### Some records
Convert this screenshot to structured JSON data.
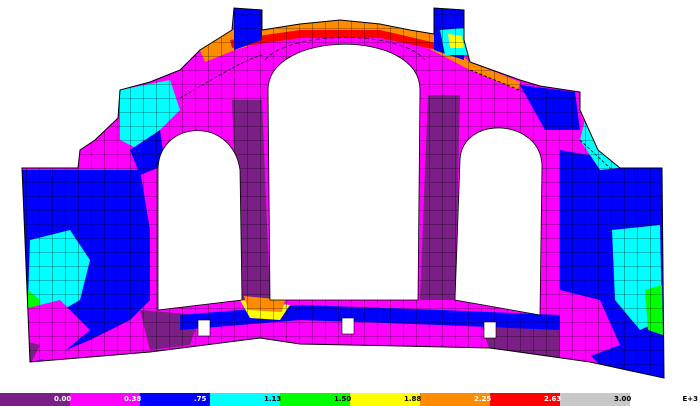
{
  "legend": {
    "colors": [
      "#7a1f86",
      "#ff00ff",
      "#0000ff",
      "#00ffff",
      "#00ff00",
      "#ffff00",
      "#ff8c00",
      "#ff0000",
      "#c8c8c8",
      "#ffffff"
    ],
    "labels": [
      "0.00",
      "0.38",
      ".75",
      "1.13",
      "1.50",
      "1.88",
      "2.25",
      "2.63",
      "3.00"
    ],
    "exponent": "E+3"
  },
  "palette": {
    "dark_purple": "#7a1f86",
    "magenta": "#ff00ff",
    "blue": "#0000ff",
    "cyan": "#00ffff",
    "green": "#00ff00",
    "yellow": "#ffff00",
    "orange": "#ff8c00",
    "red": "#ff0000",
    "mesh": "#000000"
  }
}
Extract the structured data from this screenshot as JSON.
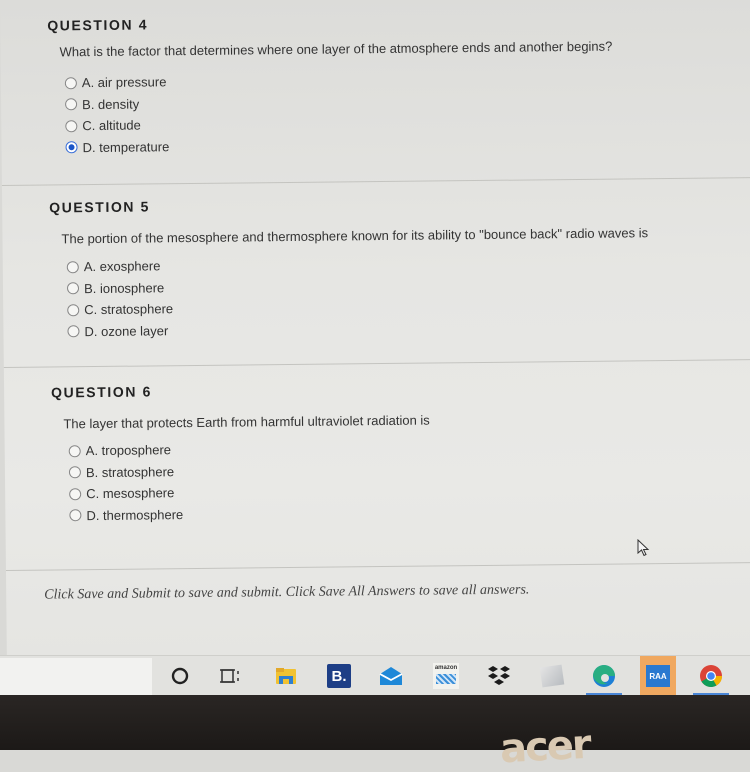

### Task details
Leave out the pictures and retype every line above exactly.

### In response
Convert this screenshot to structured JSON data.
{
  "legend": {
    "colors": [
      "#7a1f86",
      "#ff00ff",
      "#0000ff",
      "#00ffff",
      "#00ff00",
      "#ffff00",
      "#ff8c00",
      "#ff0000",
      "#c8c8c8",
      "#ffffff"
    ],
    "labels": [
      "0.00",
      "0.38",
      ".75",
      "1.13",
      "1.50",
      "1.88",
      "2.25",
      "2.63",
      "3.00"
    ],
    "exponent": "E+3"
  },
  "palette": {
    "dark_purple": "#7a1f86",
    "magenta": "#ff00ff",
    "blue": "#0000ff",
    "cyan": "#00ffff",
    "green": "#00ff00",
    "yellow": "#ffff00",
    "orange": "#ff8c00",
    "red": "#ff0000",
    "mesh": "#000000"
  }
}
Extract the structured data from this screenshot as JSON.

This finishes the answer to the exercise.